WORK REQUIRED: Every line of the material is to be repeated exactly as it stands.

EXERCISE MATERIALS:
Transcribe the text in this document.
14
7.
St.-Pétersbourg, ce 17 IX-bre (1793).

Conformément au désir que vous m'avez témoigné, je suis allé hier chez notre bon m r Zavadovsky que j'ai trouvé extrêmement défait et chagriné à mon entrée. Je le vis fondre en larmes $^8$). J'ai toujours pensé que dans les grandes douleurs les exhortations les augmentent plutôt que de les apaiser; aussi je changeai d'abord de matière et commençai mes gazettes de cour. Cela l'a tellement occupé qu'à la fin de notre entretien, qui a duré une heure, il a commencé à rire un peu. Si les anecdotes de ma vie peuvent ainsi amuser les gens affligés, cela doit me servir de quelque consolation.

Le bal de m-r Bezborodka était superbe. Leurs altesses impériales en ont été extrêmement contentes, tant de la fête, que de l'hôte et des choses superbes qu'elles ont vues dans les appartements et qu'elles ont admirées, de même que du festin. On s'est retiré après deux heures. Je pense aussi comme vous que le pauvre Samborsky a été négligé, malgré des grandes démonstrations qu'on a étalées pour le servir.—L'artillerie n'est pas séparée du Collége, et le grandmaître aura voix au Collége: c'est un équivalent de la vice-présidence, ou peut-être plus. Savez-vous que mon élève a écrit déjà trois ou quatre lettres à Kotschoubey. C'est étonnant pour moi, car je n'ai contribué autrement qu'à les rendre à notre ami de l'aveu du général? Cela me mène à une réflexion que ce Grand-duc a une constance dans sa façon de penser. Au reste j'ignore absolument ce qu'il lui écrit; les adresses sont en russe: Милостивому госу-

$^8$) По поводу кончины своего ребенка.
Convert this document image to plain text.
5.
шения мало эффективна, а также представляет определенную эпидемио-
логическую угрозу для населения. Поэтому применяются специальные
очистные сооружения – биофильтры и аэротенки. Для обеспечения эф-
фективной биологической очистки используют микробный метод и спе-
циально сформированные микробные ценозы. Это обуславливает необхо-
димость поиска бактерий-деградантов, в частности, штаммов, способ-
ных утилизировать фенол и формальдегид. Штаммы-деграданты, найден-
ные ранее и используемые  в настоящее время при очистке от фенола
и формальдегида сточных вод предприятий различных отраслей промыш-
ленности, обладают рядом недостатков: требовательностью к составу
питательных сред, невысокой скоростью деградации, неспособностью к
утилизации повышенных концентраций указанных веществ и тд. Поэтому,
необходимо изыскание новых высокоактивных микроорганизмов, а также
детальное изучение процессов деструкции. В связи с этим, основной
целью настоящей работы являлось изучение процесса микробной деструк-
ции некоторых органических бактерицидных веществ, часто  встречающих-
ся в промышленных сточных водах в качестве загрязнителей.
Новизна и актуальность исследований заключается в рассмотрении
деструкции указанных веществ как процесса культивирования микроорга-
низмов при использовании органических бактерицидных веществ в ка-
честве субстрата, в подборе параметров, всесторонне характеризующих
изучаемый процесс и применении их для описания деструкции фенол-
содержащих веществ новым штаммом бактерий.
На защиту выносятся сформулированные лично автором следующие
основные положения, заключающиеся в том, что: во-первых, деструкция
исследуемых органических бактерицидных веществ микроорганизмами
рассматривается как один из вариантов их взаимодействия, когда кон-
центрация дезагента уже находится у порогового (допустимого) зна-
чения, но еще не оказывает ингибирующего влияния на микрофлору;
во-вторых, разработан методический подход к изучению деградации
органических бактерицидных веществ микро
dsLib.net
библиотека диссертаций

COMPLETE OUTPUT:
Transcribe the text in this document.
14
7.
St.-Pétersbourg, ce 17 IX-bre (1793).

Conformément au désir que vous m'avez témoigné, je suis allé hier chez notre bon m r Zavadovsky que j'ai trouvé extrêmement défait et chagriné à mon entrée. Je le vis fondre en larmes $^8$). J'ai toujours pensé que dans les grandes douleurs les exhortations les augmentent plutôt que de les apaiser; aussi je changeai d'abord de matière et commençai mes gazettes de cour. Cela l'a tellement occupé qu'à la fin de notre entretien, qui a duré une heure, il a commencé à rire un peu. Si les anecdotes de ma vie peuvent ainsi amuser les gens affligés, cela doit me servir de quelque consolation.

Le bal de m-r Bezborodka était superbe. Leurs altesses impériales en ont été extrêmement contentes, tant de la fête, que de l'hôte et des choses superbes qu'elles ont vues dans les appartements et qu'elles ont admirées, de même que du festin. On s'est retiré après deux heures. Je pense aussi comme vous que le pauvre Samborsky a été négligé, malgré des grandes démonstrations qu'on a étalées pour le servir.—L'artillerie n'est pas séparée du Collége, et le grandmaître aura voix au Collége: c'est un équivalent de la vice-présidence, ou peut-être plus. Savez-vous que mon élève a écrit déjà trois ou quatre lettres à Kotschoubey. C'est étonnant pour moi, car je n'ai contribué autrement qu'à les rendre à notre ami de l'aveu du général? Cela me mène à une réflexion que ce Grand-duc a une constance dans sa façon de penser. Au reste j'ignore absolument ce qu'il lui écrit; les adresses sont en russe: Милостивому госу-

$^8$) По поводу кончины своего ребенка.
Convert this document image to plain text.
5.
шения мало эффективна, а также представляет определенную эпидемио-
логическую угрозу для населения. Поэтому применяются специальные
очистные сооружения – биофильтры и аэротенки. Для обеспечения эф-
фективной биологической очистки используют микробный метод и спе-
циально сформированные микробные ценозы. Это обуславливает необхо-
димость поиска бактерий-деградантов, в частности, штаммов, способ-
ных утилизировать фенол и формальдегид. Штаммы-деграданты, найден-
ные ранее и используемые  в настоящее время при очистке от фенола
и формальдегида сточных вод предприятий различных отраслей промыш-
ленности, обладают рядом недостатков: требовательностью к составу
питательных сред, невысокой скоростью деградации, неспособностью к
утилизации повышенных концентраций указанных веществ и тд. Поэтому,
необходимо изыскание новых высокоактивных микроорганизмов, а также
детальное изучение процессов деструкции. В связи с этим, основной
целью настоящей работы являлось изучение процесса микробной деструк-
ции некоторых органических бактерицидных веществ, часто  встречающих-
ся в промышленных сточных водах в качестве загрязнителей.
Новизна и актуальность исследований заключается в рассмотрении
деструкции указанных веществ как процесса культивирования микроорга-
низмов при использовании органических бактерицидных веществ в ка-
честве субстрата, в подборе параметров, всесторонне характеризующих
изучаемый процесс и применении их для описания деструкции фенол-
содержащих веществ новым штаммом бактерий.
На защиту выносятся сформулированные лично автором следующие
основные положения, заключающиеся в том, что: во-первых, деструкция
исследуемых органических бактерицидных веществ микроорганизмами
рассматривается как один из вариантов их взаимодействия, когда кон-
центрация дезагента уже находится у порогового (допустимого) зна-
чения, но еще не оказывает ингибирующего влияния на микрофлору;
во-вторых, разработан методический подход к изучению деградации
органических бактерицидных веществ микро
dsLib.net
библиотека диссертаций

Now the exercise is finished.